Goal of the exercise:
State how many lines contain "Φυσικής", and write nothing except that count.
* Begin Records *
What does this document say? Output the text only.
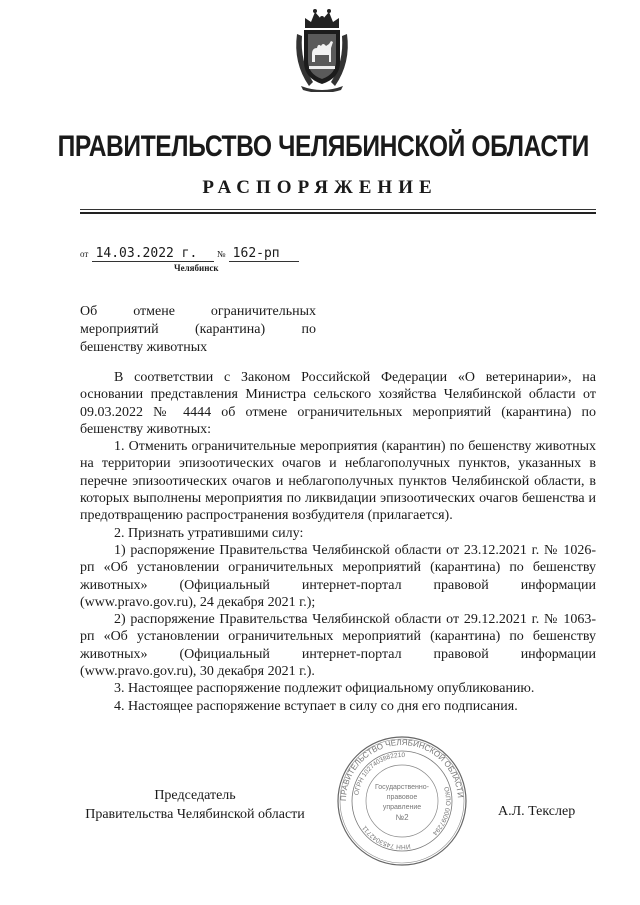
ПРАВИТЕЛЬСТВО ЧЕЛЯБИНСКОЙ ОБЛАСТИ
РАСПОРЯЖЕНИЕ
от 14.03.2022 г. № 162-рп
Челябинск
Об отмене ограничительных мероприятий (карантина) по бешенству животных

В соответствии с Законом Российской Федерации «О ветеринарии», на основании представления Министра сельского хозяйства Челябинской области от 09.03.2022 № 4444 об отмене ограничительных мероприятий (карантина) по бешенству животных:

1. Отменить ограничительные мероприятия (карантин) по бешенству животных на территории эпизоотических очагов и неблагополучных пунктов, указанных в перечне эпизоотических очагов и неблагополучных пунктов Челябинской области, в которых выполнены мероприятия по ликвидации эпизоотических очагов бешенства и предотвращению распространения возбудителя (прилагается).

2. Признать утратившими силу:

1) распоряжение Правительства Челябинской области от 23.12.2021 г. № 1026-рп «Об установлении ограничительных мероприятий (карантина) по бешенству животных» (Официальный интернет-портал правовой информации (www.pravo.gov.ru), 24 декабря 2021 г.);

2) распоряжение Правительства Челябинской области от 29.12.2021 г. № 1063-рп «Об установлении ограничительных мероприятий (карантина) по бешенству животных» (Официальный интернет-портал правовой информации (www.pravo.gov.ru), 30 декабря 2021 г.).

3. Настоящее распоряжение подлежит официальному опубликованию.

4. Настоящее распоряжение вступает в силу со дня его подписания.

Председатель
Правительства Челябинской области	А.Л. Текслер
ПРАВИТЕЛЬСТВО ЧЕЛЯБИНСКОЙ ОБЛАСТИ
ОГРН 1027403882210
ОКПО 00097294
ИНН 7453042711
Государственно-
правовое
управление
№2
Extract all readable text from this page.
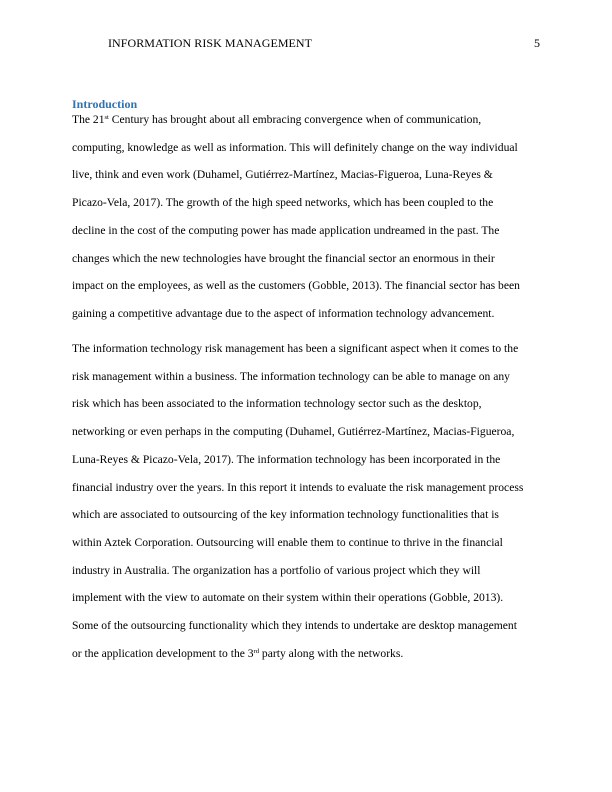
INFORMATION RISK MANAGEMENT	5
Introduction

The 21st Century has brought about all embracing convergence when of communication,
computing, knowledge as well as information. This will definitely change on the way individual
live, think and even work (Duhamel, Gutiérrez-Martínez, Macias-Figueroa, Luna-Reyes &
Picazo-Vela, 2017). The growth of the high speed networks, which has been coupled to the
decline in the cost of the computing power has made application undreamed in the past. The
changes which the new technologies have brought the financial sector an enormous in their
impact on the employees, as well as the customers (Gobble, 2013). The financial sector has been
gaining a competitive advantage due to the aspect of information technology advancement.

The information technology risk management has been a significant aspect when it comes to the
risk management within a business. The information technology can be able to manage on any
risk which has been associated to the information technology sector such as the desktop,
networking or even perhaps in the computing (Duhamel, Gutiérrez-Martínez, Macias-Figueroa,
Luna-Reyes & Picazo-Vela, 2017). The information technology has been incorporated in the
financial industry over the years. In this report it intends to evaluate the risk management process
which are associated to outsourcing of the key information technology functionalities that is
within Aztek Corporation. Outsourcing will enable them to continue to thrive in the financial
industry in Australia. The organization has a portfolio of various project which they will
implement with the view to automate on their system within their operations (Gobble, 2013).
Some of the outsourcing functionality which they intends to undertake are desktop management
or the application development to the 3rd party along with the networks.
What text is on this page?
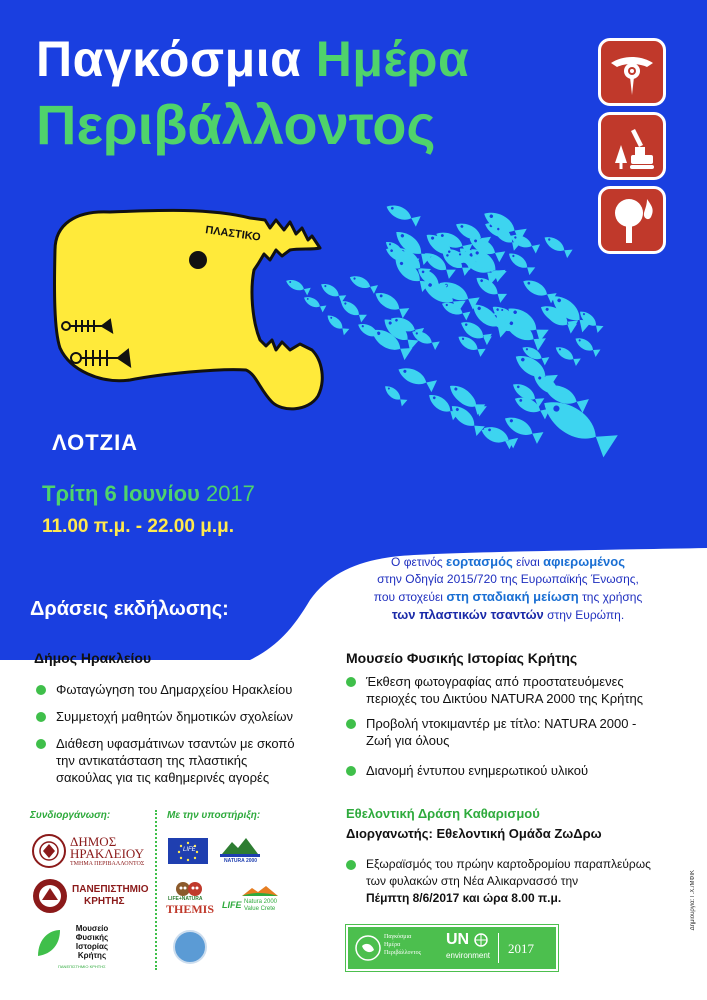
Παγκόσμια Ημέρα
Περιβάλλοντος
ΠΛΑΣΤΙΚΟ
ΛΟΤΖΙΑ
Τρίτη 6 Ιουνίου 2017
11.00 π.μ. - 22.00 μ.μ.
Ο φετινός εορτασμός είναι αφιερωμένος
στην Οδηγία 2015/720 της Ευρωπαϊκής Ένωσης,
που στοχεύει στη σταδιακή μείωση της χρήσης
των πλαστικών τσαντών στην Ευρώπη.
Δράσεις εκδήλωσης:
Δήμος Ηρακλείου
Φωταγώγηση του Δημαρχείου Ηρακλείου
Συμμετοχή μαθητών δημοτικών σχολείων
Διάθεση υφασμάτινων τσαντών με σκοπό
την αντικατάσταση της πλαστικής
σακούλας για τις καθημερινές αγορές
Μουσείο Φυσικής Ιστορίας Κρήτης
Έκθεση φωτογραφίας από προστατευόμενες
περιοχές του Δικτύου NATURA 2000 της Κρήτης
Προβολή ντοκιμαντέρ με τίτλο: NATURA 2000 -
Ζωή για όλους
Διανομή έντυπου ενημερωτικού υλικού
Εθελοντική Δράση Καθαρισμού
Διοργανωτής: Εθελοντική Ομάδα ΖωΔρω
Εξωραϊσμός του πρώην καρτοδρομίου παραπλεύρως
των φυλακών στη Νέα Αλικαρνασσό την
Πέμπτη 8/6/2017 και ώρα 8.00 π.μ.
Συνδιοργάνωση:	Με την υποστήριξη:
ΔΗΜΟΣ
ΗΡΑΚΛΕΙΟΥ
ΤΜΗΜΑ ΠΕΡΙΒΑΛΛΟΝΤΟΣ
ΠΑΝΕΠΙΣΤΗΜΙΟ
ΚΡΗΤΗΣ
Μουσείο
Φυσικής
Ιστορίας
Κρήτης
ΠΑΝΕΠΙΣΤΗΜΙΟ ΚΡΗΤΗΣ
LIFE
NATURA 2000
LIFE+NATURA
THEMIS LIFE Natura 2000
Value Crete
Παγκόσμια
Ημέρα
Περιβάλλοντος
UN
environment 2017
Δημιουργία: Γ.Χ./ΜΦΙΚ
* End Records *
Exercise solution:
2